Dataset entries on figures
* BEGIN *

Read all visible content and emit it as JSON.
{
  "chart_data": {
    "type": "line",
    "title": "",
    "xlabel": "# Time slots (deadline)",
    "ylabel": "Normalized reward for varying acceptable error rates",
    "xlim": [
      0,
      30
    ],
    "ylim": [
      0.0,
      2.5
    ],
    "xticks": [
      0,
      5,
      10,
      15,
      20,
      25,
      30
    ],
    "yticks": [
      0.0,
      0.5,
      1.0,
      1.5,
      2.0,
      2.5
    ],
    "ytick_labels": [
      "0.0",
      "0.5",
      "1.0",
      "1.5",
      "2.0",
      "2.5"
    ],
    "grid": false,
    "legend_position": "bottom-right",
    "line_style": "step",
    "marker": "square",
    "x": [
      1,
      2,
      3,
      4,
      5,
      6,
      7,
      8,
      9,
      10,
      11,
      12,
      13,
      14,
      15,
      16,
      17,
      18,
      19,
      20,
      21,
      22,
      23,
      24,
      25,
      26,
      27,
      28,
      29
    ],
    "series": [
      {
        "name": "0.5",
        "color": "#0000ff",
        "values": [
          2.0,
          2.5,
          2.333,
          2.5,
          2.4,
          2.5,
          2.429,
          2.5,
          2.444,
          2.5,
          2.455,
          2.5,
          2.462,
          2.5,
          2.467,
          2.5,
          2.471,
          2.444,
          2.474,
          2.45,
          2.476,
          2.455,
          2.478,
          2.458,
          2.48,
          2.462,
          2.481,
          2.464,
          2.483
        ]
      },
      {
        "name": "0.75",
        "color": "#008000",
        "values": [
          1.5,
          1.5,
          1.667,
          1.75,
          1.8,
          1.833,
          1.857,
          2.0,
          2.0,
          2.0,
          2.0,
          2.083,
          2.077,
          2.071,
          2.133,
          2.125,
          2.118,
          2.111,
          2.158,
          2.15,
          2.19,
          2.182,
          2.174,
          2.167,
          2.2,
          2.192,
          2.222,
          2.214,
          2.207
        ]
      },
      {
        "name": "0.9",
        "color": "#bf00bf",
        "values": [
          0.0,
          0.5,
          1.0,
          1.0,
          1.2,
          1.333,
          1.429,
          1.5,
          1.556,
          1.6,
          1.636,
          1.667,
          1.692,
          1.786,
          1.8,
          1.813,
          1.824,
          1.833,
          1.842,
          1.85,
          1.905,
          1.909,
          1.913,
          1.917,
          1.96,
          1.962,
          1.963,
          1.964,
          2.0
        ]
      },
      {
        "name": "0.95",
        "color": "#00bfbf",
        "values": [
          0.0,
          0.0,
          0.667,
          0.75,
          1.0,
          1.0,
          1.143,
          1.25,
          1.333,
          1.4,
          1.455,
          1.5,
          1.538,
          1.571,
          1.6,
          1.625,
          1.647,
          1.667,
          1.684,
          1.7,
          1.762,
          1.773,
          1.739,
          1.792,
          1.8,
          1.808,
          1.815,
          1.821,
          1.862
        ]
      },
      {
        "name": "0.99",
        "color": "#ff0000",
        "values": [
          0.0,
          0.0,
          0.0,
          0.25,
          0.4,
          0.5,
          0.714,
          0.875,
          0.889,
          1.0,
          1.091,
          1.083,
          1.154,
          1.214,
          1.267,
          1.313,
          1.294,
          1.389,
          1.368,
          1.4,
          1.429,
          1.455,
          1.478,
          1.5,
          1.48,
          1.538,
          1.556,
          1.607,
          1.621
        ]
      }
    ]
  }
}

* END *
* BEGIN *

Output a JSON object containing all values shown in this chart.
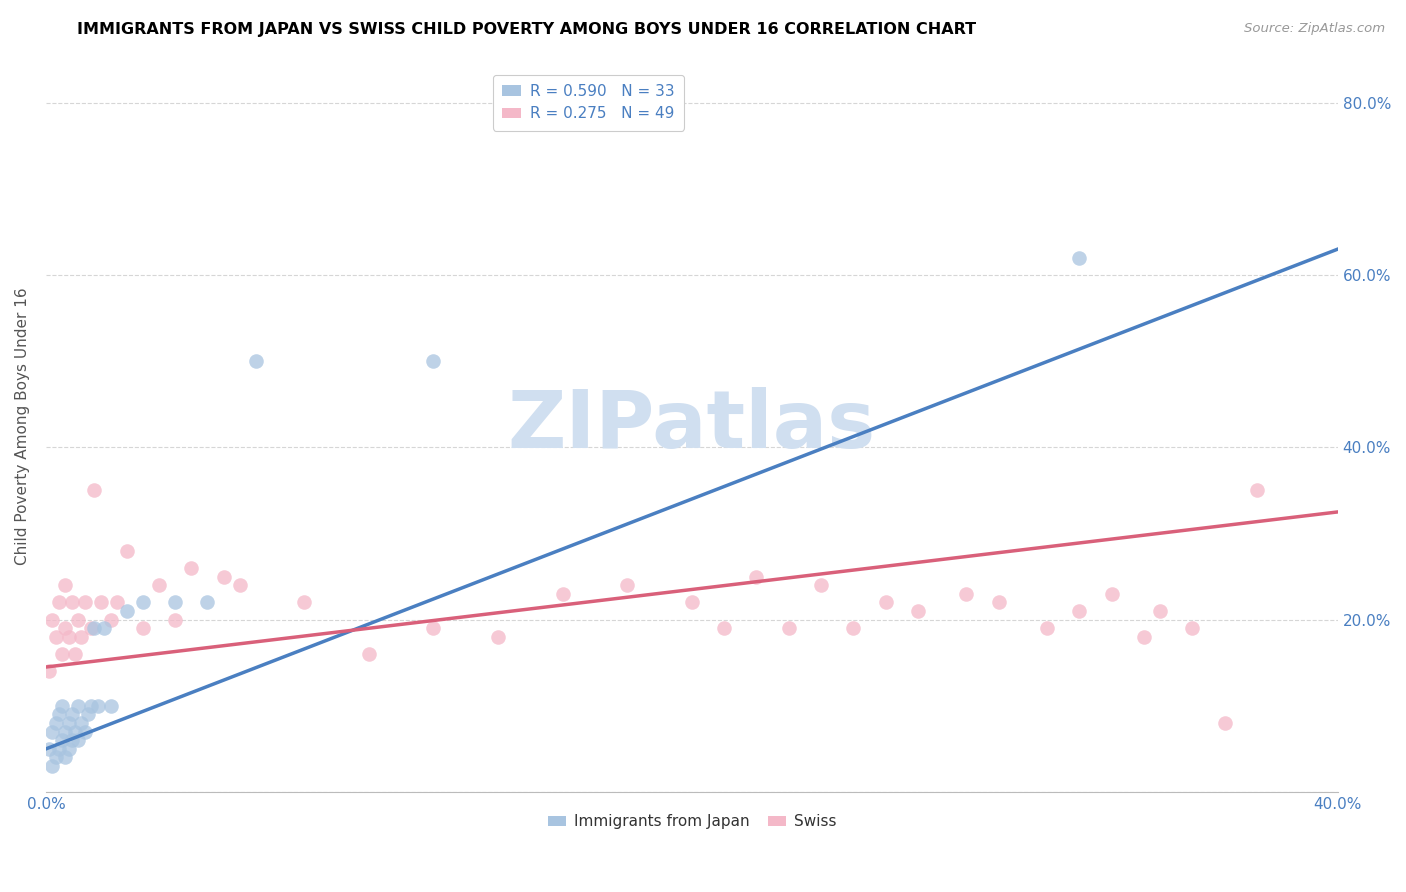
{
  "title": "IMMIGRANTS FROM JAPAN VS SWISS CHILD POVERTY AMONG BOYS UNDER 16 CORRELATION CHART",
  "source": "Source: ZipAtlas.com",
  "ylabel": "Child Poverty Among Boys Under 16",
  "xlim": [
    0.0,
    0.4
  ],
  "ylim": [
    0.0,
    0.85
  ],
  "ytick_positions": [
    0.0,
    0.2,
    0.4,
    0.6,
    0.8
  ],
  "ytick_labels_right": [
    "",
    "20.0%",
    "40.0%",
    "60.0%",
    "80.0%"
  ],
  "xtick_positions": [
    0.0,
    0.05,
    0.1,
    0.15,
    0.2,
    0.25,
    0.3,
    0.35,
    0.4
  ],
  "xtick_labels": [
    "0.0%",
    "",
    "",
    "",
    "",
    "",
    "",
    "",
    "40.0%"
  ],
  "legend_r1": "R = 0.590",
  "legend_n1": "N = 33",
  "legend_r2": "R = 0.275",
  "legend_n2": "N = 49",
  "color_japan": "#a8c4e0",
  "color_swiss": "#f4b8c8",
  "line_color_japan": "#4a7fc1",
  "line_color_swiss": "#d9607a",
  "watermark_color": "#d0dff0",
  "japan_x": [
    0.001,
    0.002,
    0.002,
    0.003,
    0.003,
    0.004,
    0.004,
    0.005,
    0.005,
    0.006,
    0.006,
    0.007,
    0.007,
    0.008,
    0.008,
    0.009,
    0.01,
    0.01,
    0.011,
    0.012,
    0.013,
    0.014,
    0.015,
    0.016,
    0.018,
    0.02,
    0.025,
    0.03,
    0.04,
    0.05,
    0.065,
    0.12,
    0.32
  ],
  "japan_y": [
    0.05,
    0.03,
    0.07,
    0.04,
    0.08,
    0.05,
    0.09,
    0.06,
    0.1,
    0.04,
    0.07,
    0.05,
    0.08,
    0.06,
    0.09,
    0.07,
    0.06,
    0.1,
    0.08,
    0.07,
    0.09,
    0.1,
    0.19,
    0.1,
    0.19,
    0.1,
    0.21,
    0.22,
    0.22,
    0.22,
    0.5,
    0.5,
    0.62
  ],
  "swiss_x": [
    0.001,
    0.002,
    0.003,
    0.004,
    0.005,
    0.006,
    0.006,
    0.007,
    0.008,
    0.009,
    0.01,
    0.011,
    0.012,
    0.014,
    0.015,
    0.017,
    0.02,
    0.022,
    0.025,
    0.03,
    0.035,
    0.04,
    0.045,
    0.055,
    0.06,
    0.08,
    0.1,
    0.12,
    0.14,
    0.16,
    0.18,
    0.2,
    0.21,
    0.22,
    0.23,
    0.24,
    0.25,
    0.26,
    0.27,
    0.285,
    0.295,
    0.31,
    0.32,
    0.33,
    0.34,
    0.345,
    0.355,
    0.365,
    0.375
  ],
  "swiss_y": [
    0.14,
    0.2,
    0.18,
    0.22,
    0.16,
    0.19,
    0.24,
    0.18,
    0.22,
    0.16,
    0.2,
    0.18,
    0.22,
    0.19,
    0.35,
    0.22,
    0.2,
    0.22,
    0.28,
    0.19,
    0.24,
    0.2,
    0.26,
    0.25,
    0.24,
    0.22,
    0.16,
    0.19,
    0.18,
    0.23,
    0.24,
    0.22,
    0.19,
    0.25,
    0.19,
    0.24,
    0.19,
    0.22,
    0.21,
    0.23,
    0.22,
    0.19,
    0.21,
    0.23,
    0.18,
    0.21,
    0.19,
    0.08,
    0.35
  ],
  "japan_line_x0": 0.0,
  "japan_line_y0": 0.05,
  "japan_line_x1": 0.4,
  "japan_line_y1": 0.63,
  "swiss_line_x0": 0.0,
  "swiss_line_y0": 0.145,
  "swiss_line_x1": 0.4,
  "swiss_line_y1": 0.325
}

* END *

State how many lines hold the word "title". The number is the whole answer.

2